What number of lines contain the word "Population"? Reply with the number and nothing else.

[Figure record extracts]
● ● ● ● ● ● ●
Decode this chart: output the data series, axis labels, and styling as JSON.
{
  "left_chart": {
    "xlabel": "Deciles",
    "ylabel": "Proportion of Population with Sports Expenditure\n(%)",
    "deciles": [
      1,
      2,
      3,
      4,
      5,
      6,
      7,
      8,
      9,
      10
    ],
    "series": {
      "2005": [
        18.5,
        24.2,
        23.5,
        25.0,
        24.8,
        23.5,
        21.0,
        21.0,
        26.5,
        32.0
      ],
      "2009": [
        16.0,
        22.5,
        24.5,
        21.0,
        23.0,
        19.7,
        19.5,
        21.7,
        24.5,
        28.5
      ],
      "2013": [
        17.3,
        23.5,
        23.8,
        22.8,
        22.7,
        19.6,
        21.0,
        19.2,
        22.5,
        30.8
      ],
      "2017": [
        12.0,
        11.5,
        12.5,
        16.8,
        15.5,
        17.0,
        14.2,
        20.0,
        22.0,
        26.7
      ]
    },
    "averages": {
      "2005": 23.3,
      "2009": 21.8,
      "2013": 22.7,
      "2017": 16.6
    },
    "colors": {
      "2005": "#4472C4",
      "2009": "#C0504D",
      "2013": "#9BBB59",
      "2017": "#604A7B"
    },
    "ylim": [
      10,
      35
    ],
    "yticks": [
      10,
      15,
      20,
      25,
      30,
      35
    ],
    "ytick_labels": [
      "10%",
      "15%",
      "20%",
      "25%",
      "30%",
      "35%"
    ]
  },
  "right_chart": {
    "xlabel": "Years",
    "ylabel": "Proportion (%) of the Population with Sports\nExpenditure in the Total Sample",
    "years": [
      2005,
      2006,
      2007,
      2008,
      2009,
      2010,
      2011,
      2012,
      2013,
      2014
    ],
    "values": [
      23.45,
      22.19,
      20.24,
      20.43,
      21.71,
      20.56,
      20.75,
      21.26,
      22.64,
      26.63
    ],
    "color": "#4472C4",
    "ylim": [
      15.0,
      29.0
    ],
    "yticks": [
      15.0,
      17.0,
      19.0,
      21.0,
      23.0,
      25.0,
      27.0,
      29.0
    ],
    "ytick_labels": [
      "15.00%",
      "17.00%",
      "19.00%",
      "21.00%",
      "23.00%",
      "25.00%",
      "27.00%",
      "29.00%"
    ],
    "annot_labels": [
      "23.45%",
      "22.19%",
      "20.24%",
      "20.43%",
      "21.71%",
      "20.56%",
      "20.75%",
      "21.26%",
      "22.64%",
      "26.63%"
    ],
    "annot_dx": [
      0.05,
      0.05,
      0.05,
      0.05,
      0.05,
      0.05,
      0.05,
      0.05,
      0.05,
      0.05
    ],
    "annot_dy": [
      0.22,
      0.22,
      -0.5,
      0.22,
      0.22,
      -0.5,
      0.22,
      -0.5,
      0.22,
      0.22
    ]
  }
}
● ● ● ● ● ● ●
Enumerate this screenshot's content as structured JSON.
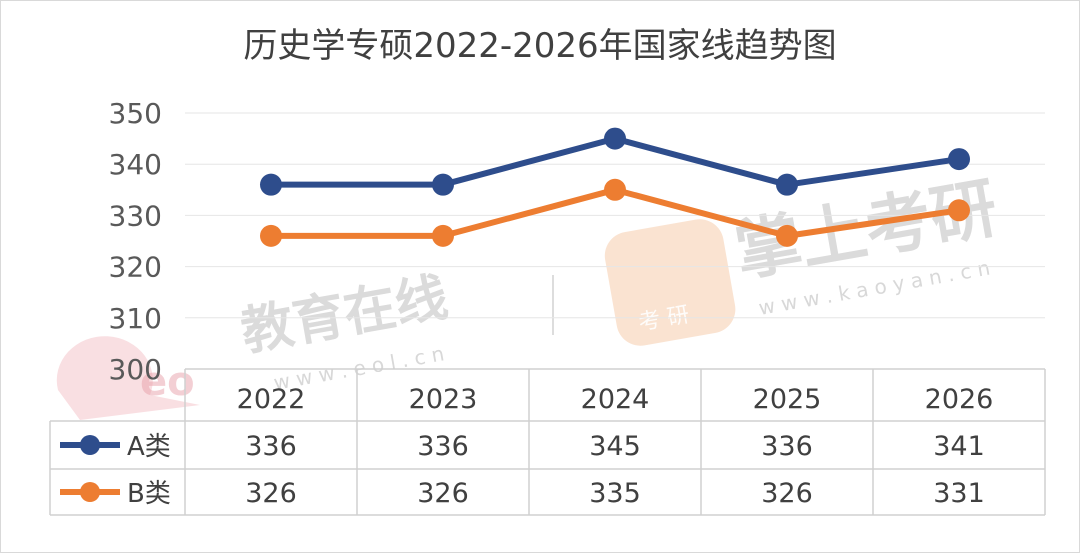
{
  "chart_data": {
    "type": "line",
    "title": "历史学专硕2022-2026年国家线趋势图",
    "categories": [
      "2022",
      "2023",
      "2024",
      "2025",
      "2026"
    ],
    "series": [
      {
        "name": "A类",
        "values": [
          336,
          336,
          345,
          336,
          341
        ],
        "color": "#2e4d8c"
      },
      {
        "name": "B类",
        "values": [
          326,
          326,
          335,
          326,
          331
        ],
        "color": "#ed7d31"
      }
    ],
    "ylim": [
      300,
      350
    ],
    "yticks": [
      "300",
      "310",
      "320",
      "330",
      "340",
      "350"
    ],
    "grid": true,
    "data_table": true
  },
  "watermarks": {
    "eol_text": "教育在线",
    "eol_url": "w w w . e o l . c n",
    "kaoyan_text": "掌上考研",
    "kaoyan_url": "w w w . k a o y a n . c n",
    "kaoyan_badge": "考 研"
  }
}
● ● ● ● ● ● ●
→ **Exercise answer**: 2